■ **GOAL**
Copy the records below exactly, leaving out any pictures.

[Entries from a dataset]
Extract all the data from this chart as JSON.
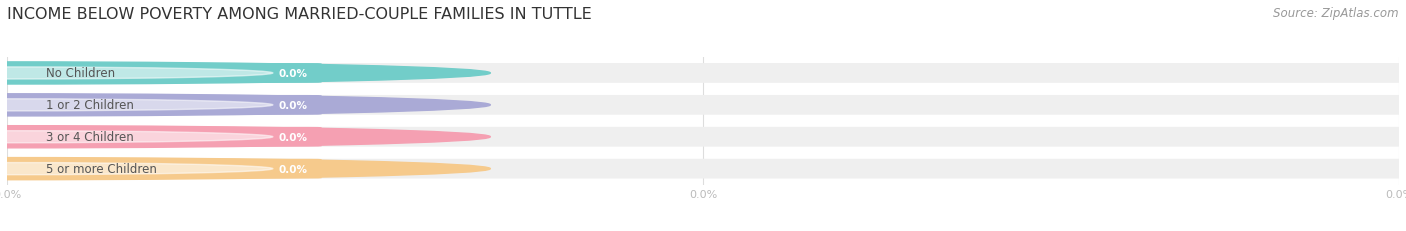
{
  "title": "INCOME BELOW POVERTY AMONG MARRIED-COUPLE FAMILIES IN TUTTLE",
  "source": "Source: ZipAtlas.com",
  "categories": [
    "No Children",
    "1 or 2 Children",
    "3 or 4 Children",
    "5 or more Children"
  ],
  "values": [
    0.0,
    0.0,
    0.0,
    0.0
  ],
  "bar_colors": [
    "#72cdc9",
    "#aaaad6",
    "#f5a0b2",
    "#f6ca8c"
  ],
  "bar_bg_color": "#efefef",
  "label_color": "#555555",
  "value_label_color": "#ffffff",
  "tick_label_color": "#bbbbbb",
  "background_color": "#ffffff",
  "title_fontsize": 11.5,
  "source_fontsize": 8.5,
  "figsize": [
    14.06,
    2.32
  ]
}
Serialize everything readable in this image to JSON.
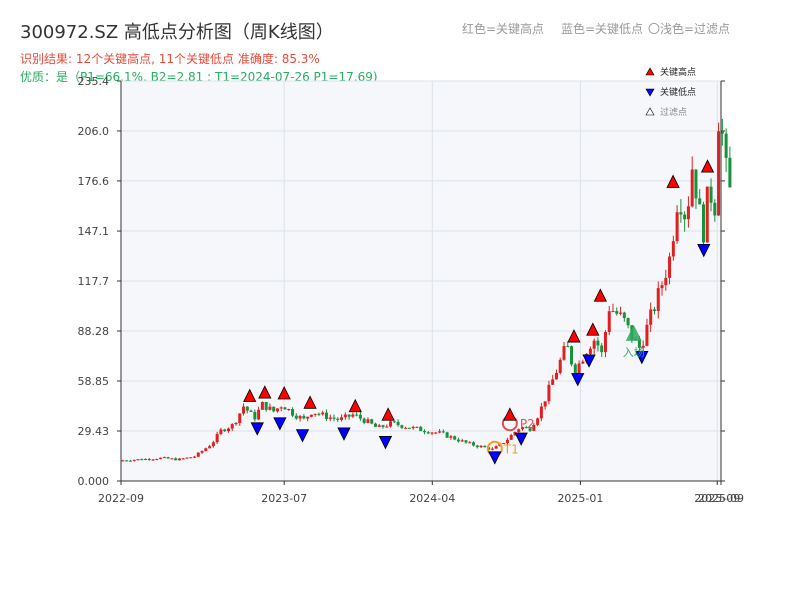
{
  "title": "300972.SZ 高低点分析图（周K线图）",
  "hints": {
    "red": "红色=关键高点",
    "blue": "蓝色=关键低点",
    "light": "〇浅色=过滤点"
  },
  "result_text": "识别结果: 12个关键高点, 11个关键低点  准确度: 85.3%",
  "quality_text": "优质：是（P1=66.1%, B2=2.81 ; T1=2024-07-26 P1=17.69)",
  "legend": [
    {
      "label": "关键高点",
      "color": "#ff0000",
      "shape": "up"
    },
    {
      "label": "关键低点",
      "color": "#0000ff",
      "shape": "down"
    },
    {
      "label": "过滤点",
      "color": "#ffffff",
      "shape": "up"
    }
  ],
  "colors": {
    "up": "#e02020",
    "down": "#17913a",
    "high": "#ff0000",
    "low": "#0000ff",
    "entry": "#2ea85f",
    "t1": "#f0a020",
    "p2": "#e05050",
    "plot_bg": "#f5f7fa",
    "grid": "#dde3ea"
  },
  "chart_data": {
    "type": "candlestick",
    "title": "300972.SZ 高低点分析图（周K线图）",
    "x_axis": {
      "range": [
        "2022-09-01",
        "2025-09-19"
      ],
      "tick_dates": [
        "2022-09-01",
        "2023-07-01",
        "2024-04-01",
        "2025-01-01",
        "2025-09-12",
        "2025-09-19"
      ],
      "tick_labels": [
        "2022-09",
        "2023-07",
        "2024-04",
        "2025-01",
        "2025-09",
        "2025-09"
      ]
    },
    "y_axis": {
      "range": [
        0,
        235.4
      ],
      "ticks": [
        0.0,
        29.43,
        58.85,
        88.28,
        117.7,
        147.1,
        176.6,
        206.0,
        235.4
      ],
      "tick_labels": [
        "0.000",
        "29.43",
        "58.85",
        "88.28",
        "117.7",
        "147.1",
        "176.6",
        "206.0",
        "235.4"
      ]
    },
    "price_path": [
      [
        "2022-09-01",
        12.0
      ],
      [
        "2022-10-15",
        12.8
      ],
      [
        "2022-11-20",
        13.5
      ],
      [
        "2022-12-20",
        12.6
      ],
      [
        "2023-01-20",
        14.5
      ],
      [
        "2023-02-20",
        22.0
      ],
      [
        "2023-03-10",
        30.0
      ],
      [
        "2023-04-01",
        33.0
      ],
      [
        "2023-04-20",
        44.0
      ],
      [
        "2023-05-10",
        37.0
      ],
      [
        "2023-05-25",
        45.0
      ],
      [
        "2023-06-15",
        41.0
      ],
      [
        "2023-07-01",
        45.0
      ],
      [
        "2023-07-20",
        40.0
      ],
      [
        "2023-08-10",
        36.0
      ],
      [
        "2023-08-25",
        41.0
      ],
      [
        "2023-09-20",
        38.0
      ],
      [
        "2023-10-15",
        36.0
      ],
      [
        "2023-11-10",
        39.0
      ],
      [
        "2023-12-05",
        35.0
      ],
      [
        "2023-12-25",
        31.0
      ],
      [
        "2024-01-20",
        34.0
      ],
      [
        "2024-03-01",
        31.0
      ],
      [
        "2024-04-20",
        28.0
      ],
      [
        "2024-06-10",
        22.0
      ],
      [
        "2024-07-26",
        18.5
      ],
      [
        "2024-08-20",
        24.0
      ],
      [
        "2024-09-15",
        32.0
      ],
      [
        "2024-10-01",
        30.0
      ],
      [
        "2024-10-20",
        40.0
      ],
      [
        "2024-11-20",
        64.0
      ],
      [
        "2024-12-10",
        80.0
      ],
      [
        "2024-12-25",
        64.0
      ],
      [
        "2025-01-20",
        80.0
      ],
      [
        "2025-02-01",
        84.0
      ],
      [
        "2025-02-15",
        73.0
      ],
      [
        "2025-02-25",
        103.0
      ],
      [
        "2025-03-25",
        95.0
      ],
      [
        "2025-04-10",
        85.0
      ],
      [
        "2025-04-25",
        78.0
      ],
      [
        "2025-05-10",
        92.0
      ],
      [
        "2025-05-30",
        110.0
      ],
      [
        "2025-06-20",
        132.0
      ],
      [
        "2025-07-05",
        170.0
      ],
      [
        "2025-07-20",
        155.0
      ],
      [
        "2025-08-01",
        188.0
      ],
      [
        "2025-08-10",
        165.0
      ],
      [
        "2025-08-20",
        145.0
      ],
      [
        "2025-09-01",
        175.0
      ],
      [
        "2025-09-10",
        155.0
      ],
      [
        "2025-09-19",
        222.0
      ],
      [
        "2025-09-26",
        200.0
      ],
      [
        "2025-10-06",
        170.0
      ]
    ],
    "key_highs": [
      {
        "date": "2023-04-28",
        "price": 45.0
      },
      {
        "date": "2023-05-26",
        "price": 47.0
      },
      {
        "date": "2023-07-01",
        "price": 46.5
      },
      {
        "date": "2023-08-18",
        "price": 41.0
      },
      {
        "date": "2023-11-10",
        "price": 39.0
      },
      {
        "date": "2024-01-10",
        "price": 34.0
      },
      {
        "date": "2024-08-23",
        "price": 34.0
      },
      {
        "date": "2024-12-20",
        "price": 80.0
      },
      {
        "date": "2025-01-24",
        "price": 84.0
      },
      {
        "date": "2025-02-07",
        "price": 104.0
      },
      {
        "date": "2025-06-22",
        "price": 171.0
      },
      {
        "date": "2025-08-25",
        "price": 180.0
      }
    ],
    "key_lows": [
      {
        "date": "2023-05-12",
        "price": 36.0
      },
      {
        "date": "2023-06-23",
        "price": 39.0
      },
      {
        "date": "2023-08-04",
        "price": 32.0
      },
      {
        "date": "2023-10-20",
        "price": 33.0
      },
      {
        "date": "2024-01-05",
        "price": 28.0
      },
      {
        "date": "2024-07-26",
        "price": 19.0
      },
      {
        "date": "2024-09-13",
        "price": 30.0
      },
      {
        "date": "2024-12-27",
        "price": 65.0
      },
      {
        "date": "2025-01-17",
        "price": 76.0
      },
      {
        "date": "2025-04-25",
        "price": 78.0
      },
      {
        "date": "2025-08-18",
        "price": 141.0
      }
    ],
    "annotations": [
      {
        "label": "T1",
        "date": "2024-07-26",
        "price": 19.0
      },
      {
        "label": "P2",
        "date": "2024-08-23",
        "price": 34.0
      },
      {
        "label": "入场",
        "date": "2025-04-10",
        "price": 86.0
      }
    ]
  }
}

■ **ANSWER**
Extract all the data from this chart as JSON.
{
  "title": "INCOME BELOW POVERTY AMONG MARRIED-COUPLE FAMILIES IN TUTTLE",
  "source": "Source: ZipAtlas.com",
  "categories": [
    "No Children",
    "1 or 2 Children",
    "3 or 4 Children",
    "5 or more Children"
  ],
  "values": [
    0.0,
    0.0,
    0.0,
    0.0
  ],
  "bar_colors": [
    "#72cdc9",
    "#aaaad6",
    "#f5a0b2",
    "#f6ca8c"
  ],
  "bar_bg_color": "#efefef",
  "label_color": "#555555",
  "value_label_color": "#ffffff",
  "tick_label_color": "#bbbbbb",
  "background_color": "#ffffff",
  "title_fontsize": 11.5,
  "source_fontsize": 8.5,
  "figsize": [
    14.06,
    2.32
  ]
}
Serialize everything readable in this image to JSON.
{
  "title": "300972.SZ 高低点分析图（周K线图）",
  "hints": {
    "red": "红色=关键高点",
    "blue": "蓝色=关键低点",
    "light": "〇浅色=过滤点"
  },
  "result_text": "识别结果: 12个关键高点, 11个关键低点  准确度: 85.3%",
  "quality_text": "优质：是（P1=66.1%, B2=2.81 ; T1=2024-07-26 P1=17.69)",
  "legend": [
    {
      "label": "关键高点",
      "color": "#ff0000",
      "shape": "up"
    },
    {
      "label": "关键低点",
      "color": "#0000ff",
      "shape": "down"
    },
    {
      "label": "过滤点",
      "color": "#ffffff",
      "shape": "up"
    }
  ],
  "colors": {
    "up": "#e02020",
    "down": "#17913a",
    "high": "#ff0000",
    "low": "#0000ff",
    "entry": "#2ea85f",
    "t1": "#f0a020",
    "p2": "#e05050",
    "plot_bg": "#f5f7fa",
    "grid": "#dde3ea"
  },
  "chart_data": {
    "type": "candlestick",
    "title": "300972.SZ 高低点分析图（周K线图）",
    "x_axis": {
      "range": [
        "2022-09-01",
        "2025-09-19"
      ],
      "tick_dates": [
        "2022-09-01",
        "2023-07-01",
        "2024-04-01",
        "2025-01-01",
        "2025-09-12",
        "2025-09-19"
      ],
      "tick_labels": [
        "2022-09",
        "2023-07",
        "2024-04",
        "2025-01",
        "2025-09",
        "2025-09"
      ]
    },
    "y_axis": {
      "range": [
        0,
        235.4
      ],
      "ticks": [
        0.0,
        29.43,
        58.85,
        88.28,
        117.7,
        147.1,
        176.6,
        206.0,
        235.4
      ],
      "tick_labels": [
        "0.000",
        "29.43",
        "58.85",
        "88.28",
        "117.7",
        "147.1",
        "176.6",
        "206.0",
        "235.4"
      ]
    },
    "price_path": [
      [
        "2022-09-01",
        12.0
      ],
      [
        "2022-10-15",
        12.8
      ],
      [
        "2022-11-20",
        13.5
      ],
      [
        "2022-12-20",
        12.6
      ],
      [
        "2023-01-20",
        14.5
      ],
      [
        "2023-02-20",
        22.0
      ],
      [
        "2023-03-10",
        30.0
      ],
      [
        "2023-04-01",
        33.0
      ],
      [
        "2023-04-20",
        44.0
      ],
      [
        "2023-05-10",
        37.0
      ],
      [
        "2023-05-25",
        45.0
      ],
      [
        "2023-06-15",
        41.0
      ],
      [
        "2023-07-01",
        45.0
      ],
      [
        "2023-07-20",
        40.0
      ],
      [
        "2023-08-10",
        36.0
      ],
      [
        "2023-08-25",
        41.0
      ],
      [
        "2023-09-20",
        38.0
      ],
      [
        "2023-10-15",
        36.0
      ],
      [
        "2023-11-10",
        39.0
      ],
      [
        "2023-12-05",
        35.0
      ],
      [
        "2023-12-25",
        31.0
      ],
      [
        "2024-01-20",
        34.0
      ],
      [
        "2024-03-01",
        31.0
      ],
      [
        "2024-04-20",
        28.0
      ],
      [
        "2024-06-10",
        22.0
      ],
      [
        "2024-07-26",
        18.5
      ],
      [
        "2024-08-20",
        24.0
      ],
      [
        "2024-09-15",
        32.0
      ],
      [
        "2024-10-01",
        30.0
      ],
      [
        "2024-10-20",
        40.0
      ],
      [
        "2024-11-20",
        64.0
      ],
      [
        "2024-12-10",
        80.0
      ],
      [
        "2024-12-25",
        64.0
      ],
      [
        "2025-01-20",
        80.0
      ],
      [
        "2025-02-01",
        84.0
      ],
      [
        "2025-02-15",
        73.0
      ],
      [
        "2025-02-25",
        103.0
      ],
      [
        "2025-03-25",
        95.0
      ],
      [
        "2025-04-10",
        85.0
      ],
      [
        "2025-04-25",
        78.0
      ],
      [
        "2025-05-10",
        92.0
      ],
      [
        "2025-05-30",
        110.0
      ],
      [
        "2025-06-20",
        132.0
      ],
      [
        "2025-07-05",
        170.0
      ],
      [
        "2025-07-20",
        155.0
      ],
      [
        "2025-08-01",
        188.0
      ],
      [
        "2025-08-10",
        165.0
      ],
      [
        "2025-08-20",
        145.0
      ],
      [
        "2025-09-01",
        175.0
      ],
      [
        "2025-09-10",
        155.0
      ],
      [
        "2025-09-19",
        222.0
      ],
      [
        "2025-09-26",
        200.0
      ],
      [
        "2025-10-06",
        170.0
      ]
    ],
    "key_highs": [
      {
        "date": "2023-04-28",
        "price": 45.0
      },
      {
        "date": "2023-05-26",
        "price": 47.0
      },
      {
        "date": "2023-07-01",
        "price": 46.5
      },
      {
        "date": "2023-08-18",
        "price": 41.0
      },
      {
        "date": "2023-11-10",
        "price": 39.0
      },
      {
        "date": "2024-01-10",
        "price": 34.0
      },
      {
        "date": "2024-08-23",
        "price": 34.0
      },
      {
        "date": "2024-12-20",
        "price": 80.0
      },
      {
        "date": "2025-01-24",
        "price": 84.0
      },
      {
        "date": "2025-02-07",
        "price": 104.0
      },
      {
        "date": "2025-06-22",
        "price": 171.0
      },
      {
        "date": "2025-08-25",
        "price": 180.0
      }
    ],
    "key_lows": [
      {
        "date": "2023-05-12",
        "price": 36.0
      },
      {
        "date": "2023-06-23",
        "price": 39.0
      },
      {
        "date": "2023-08-04",
        "price": 32.0
      },
      {
        "date": "2023-10-20",
        "price": 33.0
      },
      {
        "date": "2024-01-05",
        "price": 28.0
      },
      {
        "date": "2024-07-26",
        "price": 19.0
      },
      {
        "date": "2024-09-13",
        "price": 30.0
      },
      {
        "date": "2024-12-27",
        "price": 65.0
      },
      {
        "date": "2025-01-17",
        "price": 76.0
      },
      {
        "date": "2025-04-25",
        "price": 78.0
      },
      {
        "date": "2025-08-18",
        "price": 141.0
      }
    ],
    "annotations": [
      {
        "label": "T1",
        "date": "2024-07-26",
        "price": 19.0
      },
      {
        "label": "P2",
        "date": "2024-08-23",
        "price": 34.0
      },
      {
        "label": "入场",
        "date": "2025-04-10",
        "price": 86.0
      }
    ]
  }
}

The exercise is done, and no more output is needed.